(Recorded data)
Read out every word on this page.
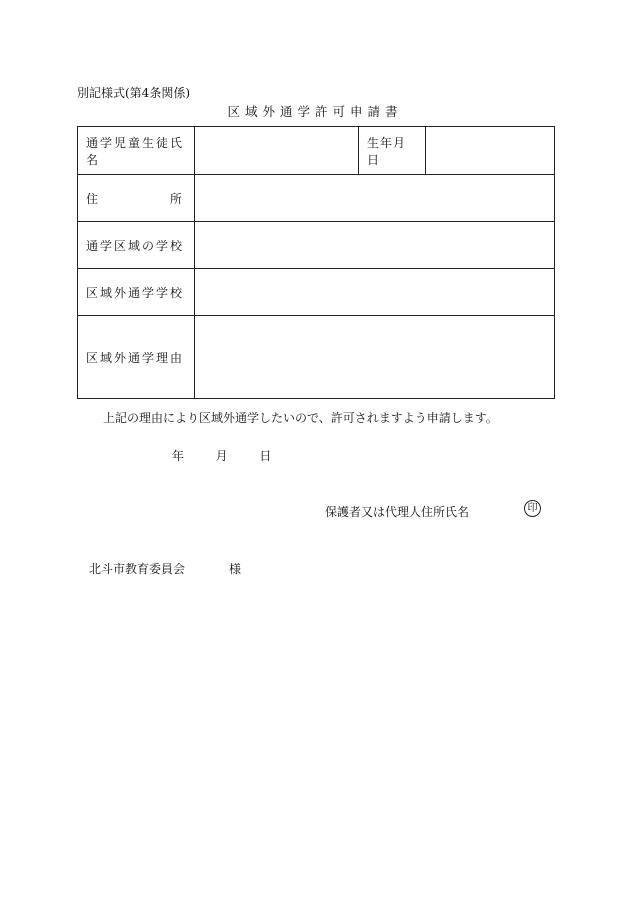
別記様式(第4条関係)
区域外通学許可申請書
通学児童生徒氏名		生年月日	

住 所			

通学区域の学校			
区域外通学学校			
区域外通学理由			
上記の理由により区域外通学したいので、許可されますよう申請します。
年	月	日
保護者又は代理人住所氏名	印
北斗市教育委員会	様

◆ Request: Transcribe the records above exactly, omitting every picture they contain.

◆ Exercise result:
Read out every word on this page.
別記様式(第4条関係)
区域外通学許可申請書
通学児童生徒氏名		生年月日	

住 所			

通学区域の学校			
区域外通学学校			
区域外通学理由			
上記の理由により区域外通学したいので、許可されますよう申請します。
年	月	日
保護者又は代理人住所氏名	印
北斗市教育委員会	様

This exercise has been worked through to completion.